[DATA EXCERPTS]:
=======
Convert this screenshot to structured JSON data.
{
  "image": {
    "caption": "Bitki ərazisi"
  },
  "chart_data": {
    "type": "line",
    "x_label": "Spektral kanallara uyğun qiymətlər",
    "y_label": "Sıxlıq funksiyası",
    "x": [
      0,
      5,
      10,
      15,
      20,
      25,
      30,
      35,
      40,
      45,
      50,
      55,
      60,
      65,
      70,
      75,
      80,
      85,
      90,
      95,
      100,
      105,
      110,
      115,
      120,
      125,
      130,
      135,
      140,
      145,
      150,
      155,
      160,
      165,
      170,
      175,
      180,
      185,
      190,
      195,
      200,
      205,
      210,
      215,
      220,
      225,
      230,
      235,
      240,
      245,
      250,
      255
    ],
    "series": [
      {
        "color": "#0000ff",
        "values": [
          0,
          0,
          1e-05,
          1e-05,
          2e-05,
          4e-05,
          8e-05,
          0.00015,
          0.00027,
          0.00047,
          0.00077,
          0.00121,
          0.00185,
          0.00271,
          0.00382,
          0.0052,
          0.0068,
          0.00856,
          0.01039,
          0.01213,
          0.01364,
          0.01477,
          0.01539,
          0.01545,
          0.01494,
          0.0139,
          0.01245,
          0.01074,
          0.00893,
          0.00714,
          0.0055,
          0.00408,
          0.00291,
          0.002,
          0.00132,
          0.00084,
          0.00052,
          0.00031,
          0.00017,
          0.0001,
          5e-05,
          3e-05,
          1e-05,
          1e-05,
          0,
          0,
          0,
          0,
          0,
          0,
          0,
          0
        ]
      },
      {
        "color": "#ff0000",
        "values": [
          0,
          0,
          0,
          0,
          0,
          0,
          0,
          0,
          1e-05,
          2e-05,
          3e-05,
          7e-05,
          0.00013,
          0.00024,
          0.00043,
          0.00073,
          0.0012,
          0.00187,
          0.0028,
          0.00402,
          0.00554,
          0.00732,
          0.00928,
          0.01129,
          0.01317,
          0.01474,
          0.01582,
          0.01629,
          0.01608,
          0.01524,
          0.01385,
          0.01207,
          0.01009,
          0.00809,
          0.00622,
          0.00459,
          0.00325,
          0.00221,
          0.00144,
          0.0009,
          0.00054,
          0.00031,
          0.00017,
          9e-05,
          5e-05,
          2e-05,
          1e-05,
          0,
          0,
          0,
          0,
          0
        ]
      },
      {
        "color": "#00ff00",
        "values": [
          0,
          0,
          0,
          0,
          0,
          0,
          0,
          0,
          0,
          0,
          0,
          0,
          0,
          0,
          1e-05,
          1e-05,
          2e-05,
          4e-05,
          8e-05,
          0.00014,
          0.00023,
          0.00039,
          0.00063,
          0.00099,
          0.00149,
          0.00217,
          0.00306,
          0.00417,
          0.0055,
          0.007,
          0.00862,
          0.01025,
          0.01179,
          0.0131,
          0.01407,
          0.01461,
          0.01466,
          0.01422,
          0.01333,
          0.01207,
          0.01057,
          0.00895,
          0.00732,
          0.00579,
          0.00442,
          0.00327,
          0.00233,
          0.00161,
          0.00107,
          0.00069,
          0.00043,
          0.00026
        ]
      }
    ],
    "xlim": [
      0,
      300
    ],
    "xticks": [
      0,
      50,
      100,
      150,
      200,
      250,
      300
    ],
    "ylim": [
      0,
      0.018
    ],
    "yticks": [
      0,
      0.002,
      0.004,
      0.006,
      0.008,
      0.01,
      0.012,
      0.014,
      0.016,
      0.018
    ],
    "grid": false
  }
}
=======
[PROBLEM]: Each record above should be restated word for word.

[RESULT OF THIS TASK]:
Convert this screenshot to structured JSON data.
{
  "image": {
    "caption": "Bitki ərazisi"
  },
  "chart_data": {
    "type": "line",
    "x_label": "Spektral kanallara uyğun qiymətlər",
    "y_label": "Sıxlıq funksiyası",
    "x": [
      0,
      5,
      10,
      15,
      20,
      25,
      30,
      35,
      40,
      45,
      50,
      55,
      60,
      65,
      70,
      75,
      80,
      85,
      90,
      95,
      100,
      105,
      110,
      115,
      120,
      125,
      130,
      135,
      140,
      145,
      150,
      155,
      160,
      165,
      170,
      175,
      180,
      185,
      190,
      195,
      200,
      205,
      210,
      215,
      220,
      225,
      230,
      235,
      240,
      245,
      250,
      255
    ],
    "series": [
      {
        "color": "#0000ff",
        "values": [
          0,
          0,
          1e-05,
          1e-05,
          2e-05,
          4e-05,
          8e-05,
          0.00015,
          0.00027,
          0.00047,
          0.00077,
          0.00121,
          0.00185,
          0.00271,
          0.00382,
          0.0052,
          0.0068,
          0.00856,
          0.01039,
          0.01213,
          0.01364,
          0.01477,
          0.01539,
          0.01545,
          0.01494,
          0.0139,
          0.01245,
          0.01074,
          0.00893,
          0.00714,
          0.0055,
          0.00408,
          0.00291,
          0.002,
          0.00132,
          0.00084,
          0.00052,
          0.00031,
          0.00017,
          0.0001,
          5e-05,
          3e-05,
          1e-05,
          1e-05,
          0,
          0,
          0,
          0,
          0,
          0,
          0,
          0
        ]
      },
      {
        "color": "#ff0000",
        "values": [
          0,
          0,
          0,
          0,
          0,
          0,
          0,
          0,
          1e-05,
          2e-05,
          3e-05,
          7e-05,
          0.00013,
          0.00024,
          0.00043,
          0.00073,
          0.0012,
          0.00187,
          0.0028,
          0.00402,
          0.00554,
          0.00732,
          0.00928,
          0.01129,
          0.01317,
          0.01474,
          0.01582,
          0.01629,
          0.01608,
          0.01524,
          0.01385,
          0.01207,
          0.01009,
          0.00809,
          0.00622,
          0.00459,
          0.00325,
          0.00221,
          0.00144,
          0.0009,
          0.00054,
          0.00031,
          0.00017,
          9e-05,
          5e-05,
          2e-05,
          1e-05,
          0,
          0,
          0,
          0,
          0
        ]
      },
      {
        "color": "#00ff00",
        "values": [
          0,
          0,
          0,
          0,
          0,
          0,
          0,
          0,
          0,
          0,
          0,
          0,
          0,
          0,
          1e-05,
          1e-05,
          2e-05,
          4e-05,
          8e-05,
          0.00014,
          0.00023,
          0.00039,
          0.00063,
          0.00099,
          0.00149,
          0.00217,
          0.00306,
          0.00417,
          0.0055,
          0.007,
          0.00862,
          0.01025,
          0.01179,
          0.0131,
          0.01407,
          0.01461,
          0.01466,
          0.01422,
          0.01333,
          0.01207,
          0.01057,
          0.00895,
          0.00732,
          0.00579,
          0.00442,
          0.00327,
          0.00233,
          0.00161,
          0.00107,
          0.00069,
          0.00043,
          0.00026
        ]
      }
    ],
    "xlim": [
      0,
      300
    ],
    "xticks": [
      0,
      50,
      100,
      150,
      200,
      250,
      300
    ],
    "ylim": [
      0,
      0.018
    ],
    "yticks": [
      0,
      0.002,
      0.004,
      0.006,
      0.008,
      0.01,
      0.012,
      0.014,
      0.016,
      0.018
    ],
    "grid": false
  }
}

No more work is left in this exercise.